• Entries provided:
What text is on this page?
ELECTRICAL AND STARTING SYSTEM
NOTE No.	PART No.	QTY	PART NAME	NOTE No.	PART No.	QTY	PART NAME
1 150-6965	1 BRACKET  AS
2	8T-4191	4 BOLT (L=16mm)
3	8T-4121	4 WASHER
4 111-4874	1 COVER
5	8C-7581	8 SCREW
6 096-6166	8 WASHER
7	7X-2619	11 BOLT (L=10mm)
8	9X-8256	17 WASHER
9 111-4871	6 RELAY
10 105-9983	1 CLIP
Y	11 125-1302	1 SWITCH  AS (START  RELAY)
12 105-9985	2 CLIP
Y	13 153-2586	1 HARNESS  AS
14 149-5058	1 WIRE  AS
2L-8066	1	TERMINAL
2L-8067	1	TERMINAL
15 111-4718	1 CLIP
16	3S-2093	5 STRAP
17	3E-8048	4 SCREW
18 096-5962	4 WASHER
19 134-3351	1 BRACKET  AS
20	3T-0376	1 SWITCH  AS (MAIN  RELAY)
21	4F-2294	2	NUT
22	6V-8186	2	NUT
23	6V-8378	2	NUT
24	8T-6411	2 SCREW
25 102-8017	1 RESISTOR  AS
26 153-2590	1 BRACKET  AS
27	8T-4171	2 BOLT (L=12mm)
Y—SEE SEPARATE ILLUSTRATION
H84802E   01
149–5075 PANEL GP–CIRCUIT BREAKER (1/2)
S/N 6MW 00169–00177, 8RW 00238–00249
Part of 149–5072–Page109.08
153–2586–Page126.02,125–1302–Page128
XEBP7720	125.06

• Your goal:
Reproduce every line of the data verbatim.

• Response below:
What text is on this page?
ELECTRICAL AND STARTING SYSTEM
NOTE No.	PART No.	QTY	PART NAME	NOTE No.	PART No.	QTY	PART NAME
1 150-6965	1 BRACKET  AS
2	8T-4191	4 BOLT (L=16mm)
3	8T-4121	4 WASHER
4 111-4874	1 COVER
5	8C-7581	8 SCREW
6 096-6166	8 WASHER
7	7X-2619	11 BOLT (L=10mm)
8	9X-8256	17 WASHER
9 111-4871	6 RELAY
10 105-9983	1 CLIP
Y	11 125-1302	1 SWITCH  AS (START  RELAY)
12 105-9985	2 CLIP
Y	13 153-2586	1 HARNESS  AS
14 149-5058	1 WIRE  AS
2L-8066	1	TERMINAL
2L-8067	1	TERMINAL
15 111-4718	1 CLIP
16	3S-2093	5 STRAP
17	3E-8048	4 SCREW
18 096-5962	4 WASHER
19 134-3351	1 BRACKET  AS
20	3T-0376	1 SWITCH  AS (MAIN  RELAY)
21	4F-2294	2	NUT
22	6V-8186	2	NUT
23	6V-8378	2	NUT
24	8T-6411	2 SCREW
25 102-8017	1 RESISTOR  AS
26 153-2590	1 BRACKET  AS
27	8T-4171	2 BOLT (L=12mm)
Y—SEE SEPARATE ILLUSTRATION
H84802E   01
149–5075 PANEL GP–CIRCUIT BREAKER (1/2)
S/N 6MW 00169–00177, 8RW 00238–00249
Part of 149–5072–Page109.08
153–2586–Page126.02,125–1302–Page128
XEBP7720	125.06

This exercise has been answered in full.